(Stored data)

━━━━━━━━━━

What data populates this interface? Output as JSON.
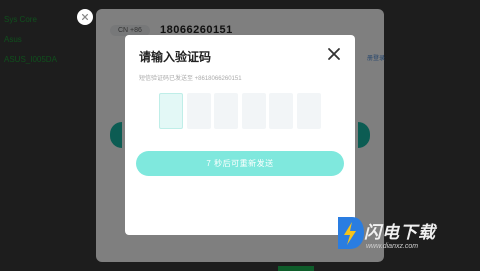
{
  "system_info": {
    "lines": [
      "Sys Core",
      "Asus",
      "ASUS_I005DA"
    ]
  },
  "login_card": {
    "country_code": "CN +86",
    "phone": "18066260151",
    "side_link": "册登录"
  },
  "dialog": {
    "title": "请输入验证码",
    "subtitle": "短信验证码已发送至 +8618066260151",
    "code_boxes": [
      "",
      "",
      "",
      "",
      "",
      ""
    ],
    "resend_button": "7 秒后可重新发送"
  },
  "watermark": {
    "brand": "闪电下载",
    "url": "www.dianxz.com"
  },
  "colors": {
    "accent": "#19b8a6",
    "resend_button": "#7fe8dd",
    "sysinfo_text": "#1f9d3a"
  }
}
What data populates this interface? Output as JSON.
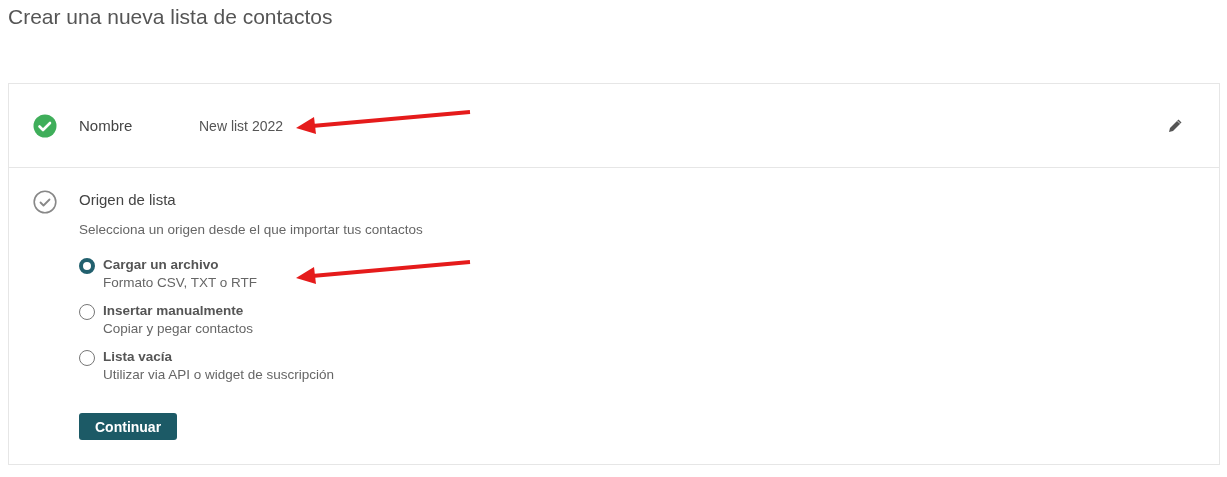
{
  "page": {
    "title": "Crear una nueva lista de contactos"
  },
  "steps": [
    {
      "kind": "summary",
      "completed": true,
      "label": "Nombre",
      "value": "New list 2022"
    },
    {
      "kind": "form",
      "completed": false,
      "label": "Origen de lista",
      "description": "Selecciona un origen desde el que importar tus contactos",
      "options": [
        {
          "label": "Cargar un archivo",
          "hint": "Formato CSV, TXT o RTF",
          "selected": true
        },
        {
          "label": "Insertar manualmente",
          "hint": "Copiar y pegar contactos",
          "selected": false
        },
        {
          "label": "Lista vacía",
          "hint": "Utilizar via API o widget de suscripción",
          "selected": false
        }
      ],
      "button": "Continuar"
    }
  ]
}
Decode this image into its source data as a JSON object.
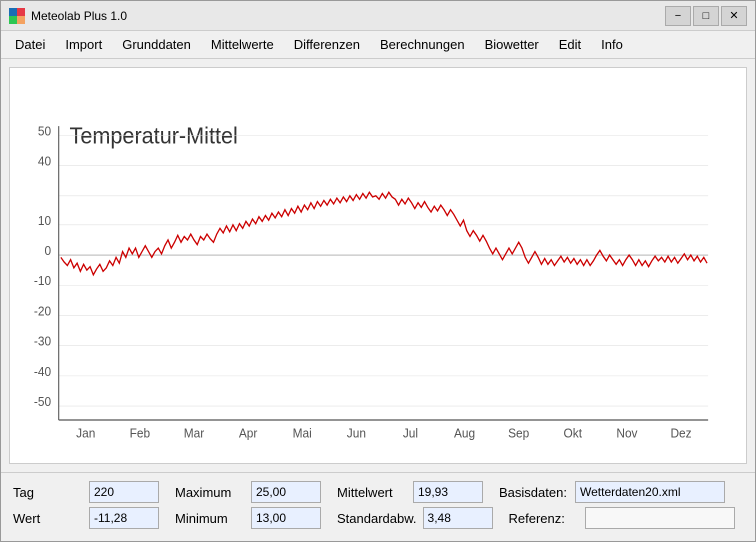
{
  "titlebar": {
    "title": "Meteolab Plus 1.0",
    "minimize_label": "−",
    "maximize_label": "□",
    "close_label": "✕"
  },
  "menubar": {
    "items": [
      {
        "label": "Datei"
      },
      {
        "label": "Import"
      },
      {
        "label": "Grunddaten"
      },
      {
        "label": "Mittelwerte"
      },
      {
        "label": "Differenzen"
      },
      {
        "label": "Berechnungen"
      },
      {
        "label": "Biowetter"
      },
      {
        "label": "Edit"
      },
      {
        "label": "Info"
      }
    ]
  },
  "chart": {
    "title": "Temperatur-Mittel",
    "y_labels": [
      "50",
      "40",
      "10",
      "0",
      "-10",
      "-20",
      "-30",
      "-40",
      "-50"
    ],
    "x_labels": [
      "Jan",
      "Feb",
      "Mar",
      "Apr",
      "Mai",
      "Jun",
      "Jul",
      "Aug",
      "Sep",
      "Okt",
      "Nov",
      "Dez"
    ]
  },
  "fields": {
    "tag_label": "Tag",
    "tag_value": "220",
    "wert_label": "Wert",
    "wert_value": "-11,28",
    "maximum_label": "Maximum",
    "maximum_value": "25,00",
    "minimum_label": "Minimum",
    "minimum_value": "13,00",
    "mittelwert_label": "Mittelwert",
    "mittelwert_value": "19,93",
    "standardabw_label": "Standardabw.",
    "standardabw_value": "3,48",
    "basisdaten_label": "Basisdaten:",
    "basisdaten_value": "Wetterdaten20.xml",
    "referenz_label": "Referenz:",
    "referenz_value": ""
  }
}
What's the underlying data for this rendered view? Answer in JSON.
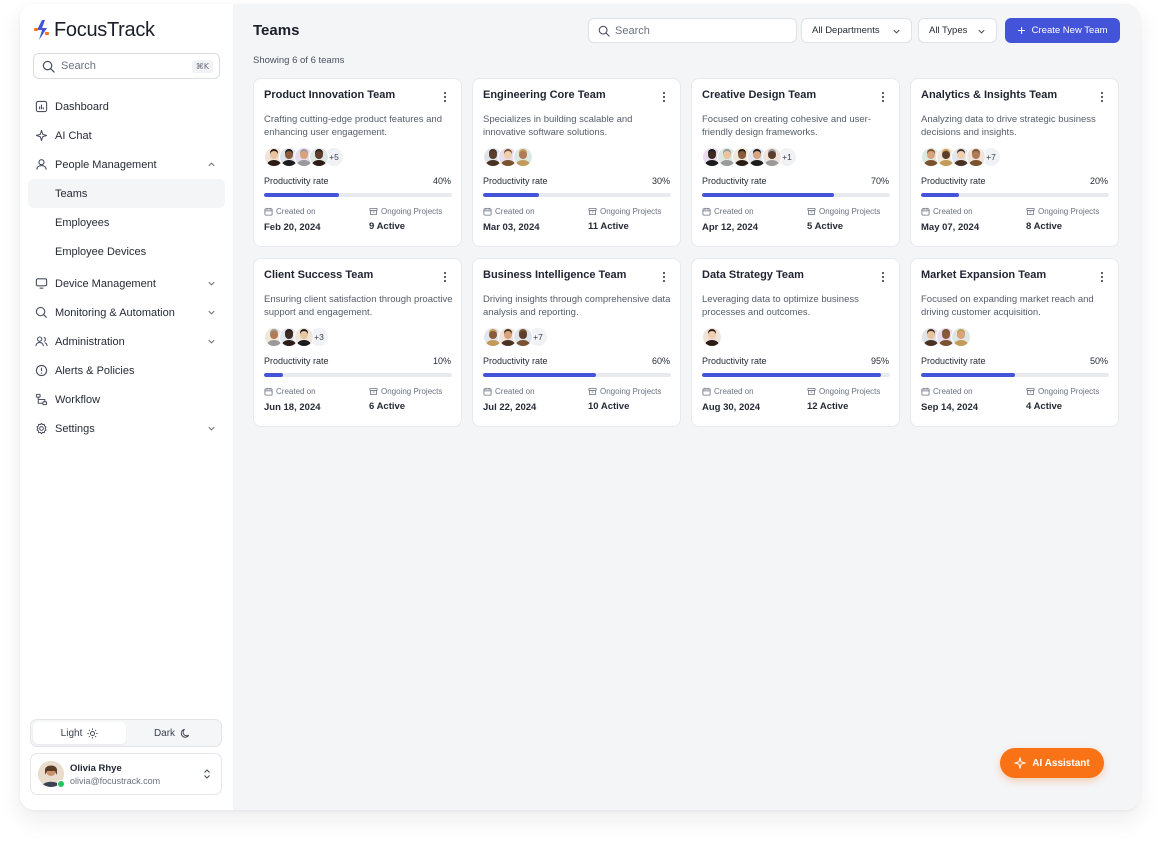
{
  "app": {
    "logo_text": "FocusTrack",
    "accent": "#4354d8",
    "ai_color": "#f97316"
  },
  "sidebar": {
    "search_placeholder": "Search",
    "search_shortcut": "⌘K",
    "items": [
      {
        "label": "Dashboard",
        "icon": "chart-square-icon"
      },
      {
        "label": "AI Chat",
        "icon": "sparkle-icon"
      },
      {
        "label": "People Management",
        "icon": "user-icon",
        "expanded": true
      },
      {
        "label": "Device Management",
        "icon": "monitor-icon"
      },
      {
        "label": "Monitoring & Automation",
        "icon": "search-icon"
      },
      {
        "label": "Administration",
        "icon": "users-icon"
      },
      {
        "label": "Alerts & Policies",
        "icon": "alert-icon"
      },
      {
        "label": "Workflow",
        "icon": "workflow-icon"
      },
      {
        "label": "Settings",
        "icon": "gear-icon"
      }
    ],
    "people_sub": [
      "Teams",
      "Employees",
      "Employee Devices"
    ],
    "active_sub": "Teams",
    "theme": {
      "light": "Light",
      "dark": "Dark",
      "selected": "Light"
    },
    "user": {
      "name": "Olivia Rhye",
      "email": "olivia@focustrack.com",
      "status": "online"
    }
  },
  "main": {
    "title": "Teams",
    "showing": "Showing 6 of 6 teams",
    "search_placeholder": "Search",
    "filter_departments": "All Departments",
    "filter_types": "All Types",
    "create_label": "Create New Team",
    "ai_label": "AI Assistant",
    "labels": {
      "productivity": "Productivity rate",
      "created": "Created on",
      "projects": "Ongoing Projects"
    },
    "teams": [
      {
        "name": "Product Innovation Team",
        "desc": "Crafting cutting-edge product features and enhancing user engagement.",
        "avatars": 4,
        "more": "+5",
        "rate": "40%",
        "created": "Feb 20, 2024",
        "projects": "9 Active"
      },
      {
        "name": "Engineering Core Team",
        "desc": "Specializes in building scalable and innovative software solutions.",
        "avatars": 3,
        "more": "",
        "rate": "30%",
        "created": "Mar 03, 2024",
        "projects": "11 Active"
      },
      {
        "name": "Creative Design Team",
        "desc": "Focused on creating cohesive and user-friendly design frameworks.",
        "avatars": 5,
        "more": "+1",
        "rate": "70%",
        "created": "Apr 12, 2024",
        "projects": "5 Active"
      },
      {
        "name": "Analytics & Insights Team",
        "desc": "Analyzing data to drive strategic business decisions and insights.",
        "avatars": 4,
        "more": "+7",
        "rate": "20%",
        "created": "May 07, 2024",
        "projects": "8 Active"
      },
      {
        "name": "Client Success Team",
        "desc": "Ensuring client satisfaction through proactive support and engagement.",
        "avatars": 3,
        "more": "+3",
        "rate": "10%",
        "created": "Jun 18, 2024",
        "projects": "6 Active"
      },
      {
        "name": "Business Intelligence Team",
        "desc": "Driving insights through comprehensive data analysis and reporting.",
        "avatars": 3,
        "more": "+7",
        "rate": "60%",
        "created": "Jul 22, 2024",
        "projects": "10 Active"
      },
      {
        "name": "Data Strategy Team",
        "desc": "Leveraging data to optimize business processes and outcomes.",
        "avatars": 1,
        "more": "",
        "rate": "95%",
        "created": "Aug 30, 2024",
        "projects": "12 Active"
      },
      {
        "name": "Market Expansion Team",
        "desc": "Focused on expanding market reach and driving customer acquisition.",
        "avatars": 3,
        "more": "",
        "rate": "50%",
        "created": "Sep 14, 2024",
        "projects": "4 Active"
      }
    ]
  }
}
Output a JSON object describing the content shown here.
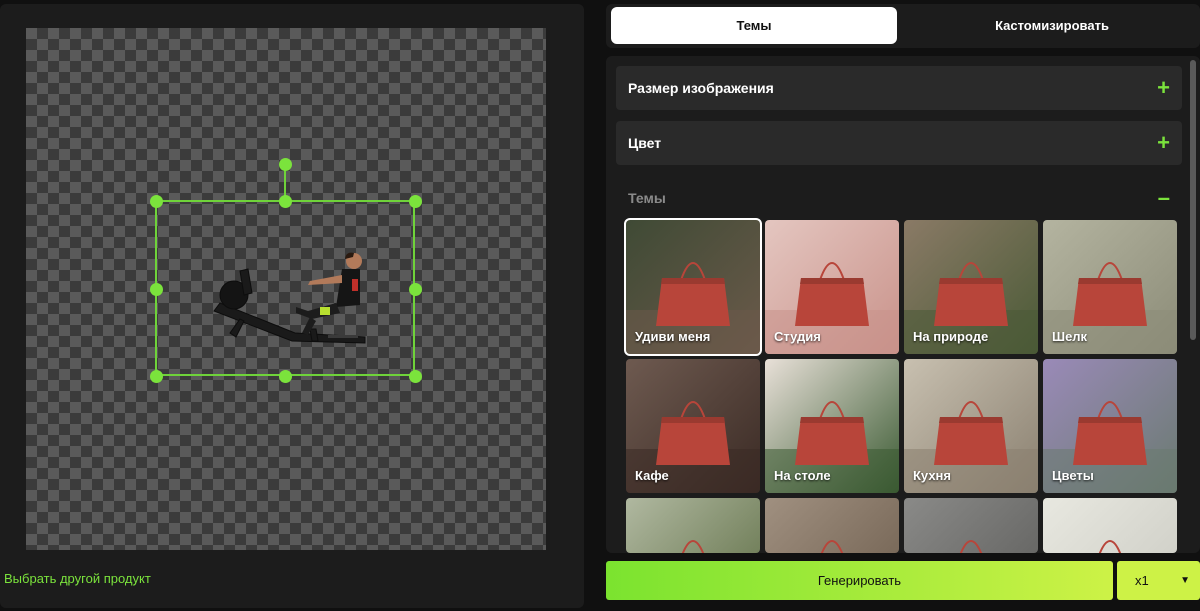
{
  "editor": {
    "switch_product_label": "Выбрать другой продукт",
    "product_icon": "rowing-machine-person"
  },
  "tabs": [
    {
      "label": "Темы",
      "active": true
    },
    {
      "label": "Кастомизировать",
      "active": false
    }
  ],
  "options": {
    "image_size": {
      "title": "Размер изображения",
      "sign": "+"
    },
    "color": {
      "title": "Цвет",
      "sign": "+"
    },
    "themes": {
      "title": "Темы",
      "sign": "–"
    }
  },
  "themes": [
    {
      "label": "Удиви меня",
      "selected": true,
      "bg": "#6b5a4a",
      "bg2": "#3f4a35"
    },
    {
      "label": "Студия",
      "selected": false,
      "bg": "#c9928a",
      "bg2": "#e4c6c0"
    },
    {
      "label": "На природе",
      "selected": false,
      "bg": "#4a5a36",
      "bg2": "#8a7a66"
    },
    {
      "label": "Шелк",
      "selected": false,
      "bg": "#8c8c78",
      "bg2": "#b4b4a0"
    },
    {
      "label": "Кафе",
      "selected": false,
      "bg": "#3a2a24",
      "bg2": "#6e5a50"
    },
    {
      "label": "На столе",
      "selected": false,
      "bg": "#3a5a32",
      "bg2": "#e8e0d8"
    },
    {
      "label": "Кухня",
      "selected": false,
      "bg": "#8a8070",
      "bg2": "#c8c0b0"
    },
    {
      "label": "Цветы",
      "selected": false,
      "bg": "#6a7a70",
      "bg2": "#9a8ab8"
    },
    {
      "label": "",
      "selected": false,
      "bg": "#5a6a40",
      "bg2": "#b0b8a0"
    },
    {
      "label": "",
      "selected": false,
      "bg": "#6a5a4a",
      "bg2": "#a09080"
    },
    {
      "label": "",
      "selected": false,
      "bg": "#5a5a58",
      "bg2": "#8a8a88"
    },
    {
      "label": "",
      "selected": false,
      "bg": "#c8c8c0",
      "bg2": "#e8e8e0"
    }
  ],
  "actions": {
    "generate_label": "Генерировать",
    "count_value": "x1",
    "count_arrow": "▼"
  },
  "colors": {
    "accent": "#7be33c",
    "bag": "#b8453a"
  }
}
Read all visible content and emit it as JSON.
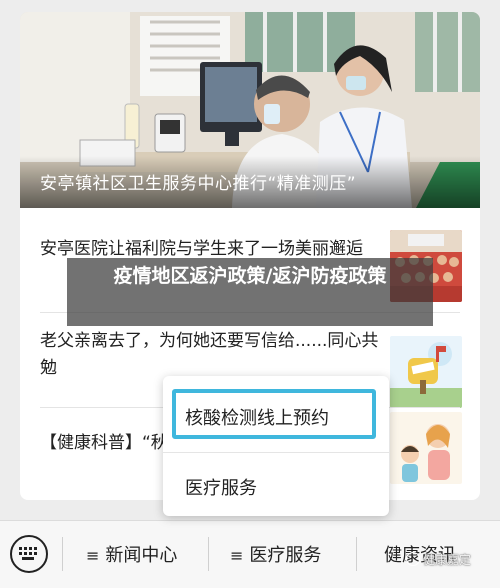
{
  "hero": {
    "title": "安亭镇社区卫生服务中心推行“精准测压”"
  },
  "articles": [
    {
      "title": "安亭医院让福利院与学生来了一场美丽邂逅",
      "thumb": "group-photo"
    },
    {
      "title": "老父亲离去了，为何她还要写信给......同心共勉",
      "thumb": "mailbox-illustration"
    },
    {
      "title": "【健康科普】“秋",
      "thumb": "family-cartoon"
    }
  ],
  "banner": {
    "text": "疫情地区返沪政策/返沪防疫政策"
  },
  "popup": {
    "items": [
      {
        "label": "核酸检测线上预约",
        "highlighted": true
      },
      {
        "label": "医疗服务",
        "highlighted": false
      }
    ],
    "highlight_color": "#3fb7dd"
  },
  "bottombar": {
    "keyboard_icon": "keyboard-icon",
    "tabs": [
      {
        "label": "新闻中心",
        "icon": "≡"
      },
      {
        "label": "医疗服务",
        "icon": "≡"
      },
      {
        "label": "健康资讯"
      }
    ]
  },
  "watermark": {
    "text": "健康嘉定"
  }
}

━━━━━━━━━━

GIVEN INSTRUCTION>
Show, from the material above, each line that includes the string "name".

EXPECTED ANSWER>
      "name": "Olivia Rhye",
        "name": "Product Innovation Team",
        "name": "Engineering Core Team",
        "name": "Creative Design Team",
        "name": "Analytics & Insights Team",
        "name": "Client Success Team",
        "name": "Business Intelligence Team",
        "name": "Data Strategy Team",
        "name": "Market Expansion Team",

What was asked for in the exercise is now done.